── Dataset extract ──

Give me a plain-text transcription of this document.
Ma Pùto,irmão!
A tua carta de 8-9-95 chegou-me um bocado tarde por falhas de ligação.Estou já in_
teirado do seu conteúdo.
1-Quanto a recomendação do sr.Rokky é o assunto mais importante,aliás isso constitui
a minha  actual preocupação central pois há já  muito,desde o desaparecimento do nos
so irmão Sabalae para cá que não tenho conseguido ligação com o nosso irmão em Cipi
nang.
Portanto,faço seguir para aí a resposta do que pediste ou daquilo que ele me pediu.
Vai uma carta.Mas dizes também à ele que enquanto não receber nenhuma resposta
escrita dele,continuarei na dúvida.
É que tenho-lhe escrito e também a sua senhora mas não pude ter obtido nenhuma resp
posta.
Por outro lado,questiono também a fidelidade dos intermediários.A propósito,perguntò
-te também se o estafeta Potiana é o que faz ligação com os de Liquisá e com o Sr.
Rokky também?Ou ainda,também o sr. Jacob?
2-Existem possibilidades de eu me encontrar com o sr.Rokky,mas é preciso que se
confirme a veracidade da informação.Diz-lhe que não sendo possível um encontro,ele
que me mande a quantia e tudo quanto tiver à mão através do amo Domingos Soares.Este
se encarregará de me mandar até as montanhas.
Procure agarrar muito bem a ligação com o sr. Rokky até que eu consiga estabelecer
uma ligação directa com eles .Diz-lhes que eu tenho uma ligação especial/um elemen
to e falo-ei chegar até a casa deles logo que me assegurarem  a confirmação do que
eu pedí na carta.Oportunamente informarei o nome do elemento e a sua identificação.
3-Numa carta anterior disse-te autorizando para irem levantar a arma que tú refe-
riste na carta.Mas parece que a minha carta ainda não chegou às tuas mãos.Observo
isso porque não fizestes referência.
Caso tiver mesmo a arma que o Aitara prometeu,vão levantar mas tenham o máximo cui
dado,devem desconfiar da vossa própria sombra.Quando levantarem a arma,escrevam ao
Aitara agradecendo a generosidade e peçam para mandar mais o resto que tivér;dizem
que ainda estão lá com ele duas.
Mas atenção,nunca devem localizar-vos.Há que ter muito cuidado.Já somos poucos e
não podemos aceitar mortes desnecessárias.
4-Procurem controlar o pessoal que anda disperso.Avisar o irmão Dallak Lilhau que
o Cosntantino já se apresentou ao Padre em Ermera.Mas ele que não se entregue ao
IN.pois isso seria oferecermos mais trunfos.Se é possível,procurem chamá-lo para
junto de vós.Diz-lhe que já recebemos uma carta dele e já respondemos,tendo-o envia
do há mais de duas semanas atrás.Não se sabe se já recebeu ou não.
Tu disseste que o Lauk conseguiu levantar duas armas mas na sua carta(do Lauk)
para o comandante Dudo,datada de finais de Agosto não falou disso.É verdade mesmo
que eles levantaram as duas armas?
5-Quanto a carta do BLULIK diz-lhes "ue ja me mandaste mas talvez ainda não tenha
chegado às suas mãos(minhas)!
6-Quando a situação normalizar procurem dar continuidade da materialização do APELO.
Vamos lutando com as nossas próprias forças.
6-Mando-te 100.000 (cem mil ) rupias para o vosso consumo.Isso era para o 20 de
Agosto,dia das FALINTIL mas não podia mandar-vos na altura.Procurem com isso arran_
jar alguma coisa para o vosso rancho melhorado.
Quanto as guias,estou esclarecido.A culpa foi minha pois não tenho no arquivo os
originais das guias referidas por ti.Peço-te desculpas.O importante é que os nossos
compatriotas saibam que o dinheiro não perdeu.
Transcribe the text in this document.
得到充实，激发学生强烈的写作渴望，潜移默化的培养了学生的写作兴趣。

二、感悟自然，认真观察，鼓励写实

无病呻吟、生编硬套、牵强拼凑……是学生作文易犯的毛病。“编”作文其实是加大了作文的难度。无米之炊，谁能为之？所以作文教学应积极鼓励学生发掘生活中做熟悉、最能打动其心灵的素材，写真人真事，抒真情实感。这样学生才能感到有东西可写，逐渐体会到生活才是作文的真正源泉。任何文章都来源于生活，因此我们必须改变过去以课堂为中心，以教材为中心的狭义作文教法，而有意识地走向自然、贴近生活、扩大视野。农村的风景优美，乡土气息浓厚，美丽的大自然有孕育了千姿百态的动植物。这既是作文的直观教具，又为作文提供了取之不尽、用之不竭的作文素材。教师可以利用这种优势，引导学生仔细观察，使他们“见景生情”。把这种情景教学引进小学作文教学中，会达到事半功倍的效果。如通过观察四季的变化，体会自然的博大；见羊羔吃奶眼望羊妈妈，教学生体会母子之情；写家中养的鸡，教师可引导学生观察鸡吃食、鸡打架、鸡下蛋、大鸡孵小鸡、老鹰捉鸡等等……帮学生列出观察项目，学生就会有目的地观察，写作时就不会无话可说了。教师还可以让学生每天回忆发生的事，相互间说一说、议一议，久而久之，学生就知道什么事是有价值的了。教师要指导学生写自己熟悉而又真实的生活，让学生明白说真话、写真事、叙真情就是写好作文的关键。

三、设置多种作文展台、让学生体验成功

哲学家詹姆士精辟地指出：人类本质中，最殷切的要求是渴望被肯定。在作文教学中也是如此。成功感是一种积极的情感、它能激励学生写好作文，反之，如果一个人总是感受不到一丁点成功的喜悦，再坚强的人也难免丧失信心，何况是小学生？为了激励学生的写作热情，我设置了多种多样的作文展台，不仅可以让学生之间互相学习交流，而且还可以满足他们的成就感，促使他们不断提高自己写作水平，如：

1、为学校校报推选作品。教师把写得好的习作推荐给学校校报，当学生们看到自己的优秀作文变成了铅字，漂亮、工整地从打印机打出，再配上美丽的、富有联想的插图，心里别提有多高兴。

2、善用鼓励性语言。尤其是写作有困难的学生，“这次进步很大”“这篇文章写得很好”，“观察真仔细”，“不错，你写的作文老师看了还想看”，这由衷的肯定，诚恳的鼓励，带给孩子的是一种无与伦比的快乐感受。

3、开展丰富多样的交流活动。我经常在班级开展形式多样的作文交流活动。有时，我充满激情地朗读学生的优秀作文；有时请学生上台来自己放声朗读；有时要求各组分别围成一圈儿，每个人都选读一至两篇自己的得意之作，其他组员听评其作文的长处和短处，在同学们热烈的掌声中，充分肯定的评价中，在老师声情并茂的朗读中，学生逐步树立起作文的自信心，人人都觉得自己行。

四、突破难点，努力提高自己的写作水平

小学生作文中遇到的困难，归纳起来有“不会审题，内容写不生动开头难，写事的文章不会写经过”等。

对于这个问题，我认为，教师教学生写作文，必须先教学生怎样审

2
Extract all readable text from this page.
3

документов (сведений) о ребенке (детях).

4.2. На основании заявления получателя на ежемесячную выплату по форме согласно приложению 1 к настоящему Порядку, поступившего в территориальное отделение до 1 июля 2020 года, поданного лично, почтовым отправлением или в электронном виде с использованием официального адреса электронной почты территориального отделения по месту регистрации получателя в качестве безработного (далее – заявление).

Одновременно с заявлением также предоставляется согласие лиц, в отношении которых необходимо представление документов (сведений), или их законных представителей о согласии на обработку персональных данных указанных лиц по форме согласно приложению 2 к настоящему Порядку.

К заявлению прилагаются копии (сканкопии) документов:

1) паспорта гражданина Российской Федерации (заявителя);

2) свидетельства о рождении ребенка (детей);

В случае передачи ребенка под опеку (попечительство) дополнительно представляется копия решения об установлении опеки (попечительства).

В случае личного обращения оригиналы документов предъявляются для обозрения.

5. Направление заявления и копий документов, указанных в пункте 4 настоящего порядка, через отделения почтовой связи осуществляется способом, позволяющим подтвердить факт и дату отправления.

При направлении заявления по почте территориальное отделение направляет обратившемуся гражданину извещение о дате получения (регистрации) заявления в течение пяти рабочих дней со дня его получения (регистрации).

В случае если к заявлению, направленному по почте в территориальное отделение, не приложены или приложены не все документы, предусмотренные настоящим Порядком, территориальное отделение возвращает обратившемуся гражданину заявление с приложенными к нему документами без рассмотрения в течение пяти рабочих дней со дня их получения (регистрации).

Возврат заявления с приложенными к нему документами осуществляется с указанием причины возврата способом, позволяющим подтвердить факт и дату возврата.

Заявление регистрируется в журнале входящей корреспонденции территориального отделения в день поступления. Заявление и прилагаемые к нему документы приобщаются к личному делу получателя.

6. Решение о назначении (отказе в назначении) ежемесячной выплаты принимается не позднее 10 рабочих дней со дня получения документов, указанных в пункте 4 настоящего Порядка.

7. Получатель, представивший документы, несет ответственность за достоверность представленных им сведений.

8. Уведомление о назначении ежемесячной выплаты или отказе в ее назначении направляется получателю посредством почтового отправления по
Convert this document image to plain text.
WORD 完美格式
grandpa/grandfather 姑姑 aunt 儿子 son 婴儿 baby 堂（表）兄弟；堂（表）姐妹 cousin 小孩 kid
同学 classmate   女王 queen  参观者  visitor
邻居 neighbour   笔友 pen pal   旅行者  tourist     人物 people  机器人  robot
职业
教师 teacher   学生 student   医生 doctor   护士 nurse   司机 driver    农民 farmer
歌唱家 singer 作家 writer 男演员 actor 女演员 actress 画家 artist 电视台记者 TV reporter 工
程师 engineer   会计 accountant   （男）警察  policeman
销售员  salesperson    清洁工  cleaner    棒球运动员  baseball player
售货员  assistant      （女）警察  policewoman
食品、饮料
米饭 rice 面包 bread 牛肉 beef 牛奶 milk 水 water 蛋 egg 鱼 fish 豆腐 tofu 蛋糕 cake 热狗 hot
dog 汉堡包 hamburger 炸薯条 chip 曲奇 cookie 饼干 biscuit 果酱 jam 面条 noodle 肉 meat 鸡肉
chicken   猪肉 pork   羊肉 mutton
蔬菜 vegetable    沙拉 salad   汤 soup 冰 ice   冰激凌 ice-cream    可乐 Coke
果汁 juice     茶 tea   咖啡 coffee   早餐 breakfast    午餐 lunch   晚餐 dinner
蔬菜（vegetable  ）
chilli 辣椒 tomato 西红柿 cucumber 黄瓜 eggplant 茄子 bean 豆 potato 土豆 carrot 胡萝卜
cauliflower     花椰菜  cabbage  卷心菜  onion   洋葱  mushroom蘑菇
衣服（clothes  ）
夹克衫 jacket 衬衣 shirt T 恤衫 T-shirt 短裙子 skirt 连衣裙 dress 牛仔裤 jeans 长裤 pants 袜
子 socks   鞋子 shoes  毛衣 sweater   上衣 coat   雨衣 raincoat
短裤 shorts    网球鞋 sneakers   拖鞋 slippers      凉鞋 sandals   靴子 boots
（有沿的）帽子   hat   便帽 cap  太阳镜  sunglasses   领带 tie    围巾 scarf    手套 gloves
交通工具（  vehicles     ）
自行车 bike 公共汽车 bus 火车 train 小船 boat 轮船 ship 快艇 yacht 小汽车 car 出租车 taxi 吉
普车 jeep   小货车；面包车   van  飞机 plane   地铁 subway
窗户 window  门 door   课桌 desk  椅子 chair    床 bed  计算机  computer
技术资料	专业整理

───

Stated goal: How many lines in these records hold the string "получения"? Reply with the number alone.

Correct response: 3